(Directions):
[1] In the review, write out the passage from "She scolds him" up to and including "It is amazing." word for word.
[2] According to the review, why is the number 88 considered fortuitous in Chinese?

(Excerpt):
########################################
The second section, entitled “Shangdu, My Artful Boomtown!” presents the fictional city in China that we are told is loosely based on modern-day Shenzhen, a place undergoing extreme, almost violently fast change. The particular appeal of the second section is in the language’s texture. This is felt most intensely in a set of prose descriptions under the title “Adventures in Shangdu.” The ten pages, mostly packed with two descriptions on a page, act as glimpses into life in Shangdu. The readers’ senses are flooded with imagery: “Vendors line the promenade … they sell pinwheels, pancakes and roast meats of all kinds, even sticks of prickly little seahorses.” The prose poems rotate around living in a “Lucky Highrise Apartment 88.” 88 is a particularly fortuitous number in Chinese; in Mandarin, the character for ‘8’ bears sound echoes of the characters that imply wealth. The poems are buoyant in tone, but what they reveal inside are suicides and death, intense surveillance of citizens in the community, the often un-humanizing social tensions caused by too-rapid industrialization and the reach of cultural imperialism:
Officials used to dump all the cripples from the Capital into Shangdu. Now that Shangdu is booming, they have rounded all the cripples and exiled them to a remote outpost up north. That outpost is also beginning to boom.
(from ”Of the Old Ukrainian Embassy That Will Be Torn Down for the Hanger Factory”)
Hong’s form of using the prose poem as flash fiction and/or film vignette is not particularly revolutionary, but it is highly effective for this section in particular, where the disconnect between humanness and humanity is most highlighted. Men are presented as interchangeable with machines, and machines are elevated to the level of man:
When Officials ignored their strike, the crane operators decided to be more aggressive. They worked all night. The next morning, train carriages, buses, limousines, bicycles, boats, and even helicopters swung lazily in the wind, magnetized by cranes. Negotiate, they cried, and we will free your vehicles.” (from ”Of the World’s Largest Multilevel Parking Garage”)
In the third section, a collection of second-person poems brings characters that peer at us eerily from the future, and though the collection is set up chronologically, moving from past to present to future, nothing is ever truly left behind. The last section sees Hong turn personalities from the first two into specters:
Lately, you’ve been fascinated by a user-generated hologram:
an ethnically ambiguous boy who pretends to drop dead from a shoot-out.
The boy wakes up when his mother comes home.
She scolds him and turns off the camera.
You blink to go offline.
Then in a later poem:
You wake up from a nap.
Your mouth feels like a cheap acrylic sweater.
You blink online and 3-D images hopscotch around you. … After your husband went on roam, you received one message from him:
I am by a pond and a coyote is eating a frog. It is amazing.
########################################
(Material provided):

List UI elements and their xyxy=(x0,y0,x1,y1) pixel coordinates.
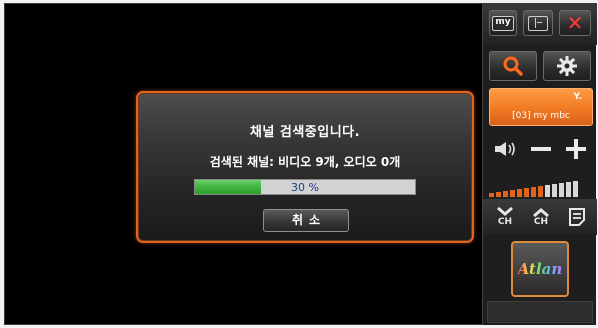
ch-up-label: CH xyxy=(533,217,549,227)
minimize-window-icon xyxy=(528,15,548,31)
channel-search-dialog: 채널 검색중입니다. 검색된 채널: 비디오 9개, 오디오 0개 30 % 취… xyxy=(136,91,474,243)
channel-down-icon xyxy=(497,207,513,216)
volume-level-bars xyxy=(489,181,585,197)
channel-up-button[interactable]: CH xyxy=(525,201,557,233)
progress-bar: 30 % xyxy=(194,179,416,195)
volume-up-button[interactable] xyxy=(559,133,593,165)
volume-down-button[interactable] xyxy=(525,133,557,165)
speaker-icon xyxy=(495,142,515,156)
channel-down-button[interactable]: CH xyxy=(489,201,521,233)
signal-antenna-icon: Y. xyxy=(573,92,582,102)
atlan-logo: Atlan xyxy=(517,260,563,278)
channel-label: [03] my mbc xyxy=(512,111,570,121)
volume-minus-icon xyxy=(531,147,551,151)
side-panel: my ✕ Y. [03] my mbc CH CH Atlan xyxy=(482,3,597,325)
cancel-button[interactable]: 취소 xyxy=(263,209,349,232)
list-icon xyxy=(569,208,585,226)
ch-down-label: CH xyxy=(497,217,513,227)
bottom-slot xyxy=(487,301,593,323)
close-button[interactable]: ✕ xyxy=(559,10,591,36)
atlan-logo-button[interactable]: Atlan xyxy=(511,241,569,297)
channel-up-icon xyxy=(533,208,549,217)
my-icon: my xyxy=(492,15,514,31)
progress-label: 30 % xyxy=(291,181,319,194)
volume-plus-icon xyxy=(566,139,586,159)
my-button[interactable]: my xyxy=(489,10,517,36)
search-icon xyxy=(503,56,523,76)
dialog-status: 검색된 채널: 비디오 9개, 오디오 0개 xyxy=(209,155,401,169)
gear-icon xyxy=(557,56,577,76)
channel-list-button[interactable] xyxy=(561,201,593,233)
channel-indicator[interactable]: Y. [03] my mbc xyxy=(489,88,593,126)
close-icon: ✕ xyxy=(566,11,584,35)
mute-button[interactable] xyxy=(489,133,523,165)
dialog-title: 채널 검색중입니다. xyxy=(249,125,361,140)
settings-button[interactable] xyxy=(543,51,591,81)
minimize-button[interactable] xyxy=(523,10,553,36)
search-button[interactable] xyxy=(489,51,537,81)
########################################
(Results of the tasks):
[1]
She scolds him and turns off the camera.
You blink to go offline.
Then in a later poem:
You wake up from a nap.
Your mouth feels like a cheap acrylic sweater.
You blink online and 3-D images hopscotch around you. … After your husband went on roam, you received one message from him:
I am by a pond and a coyote is eating a frog. It is amazing.

[2] In Mandarin, the character for "8" bears sound echoes of the characters that imply wealth.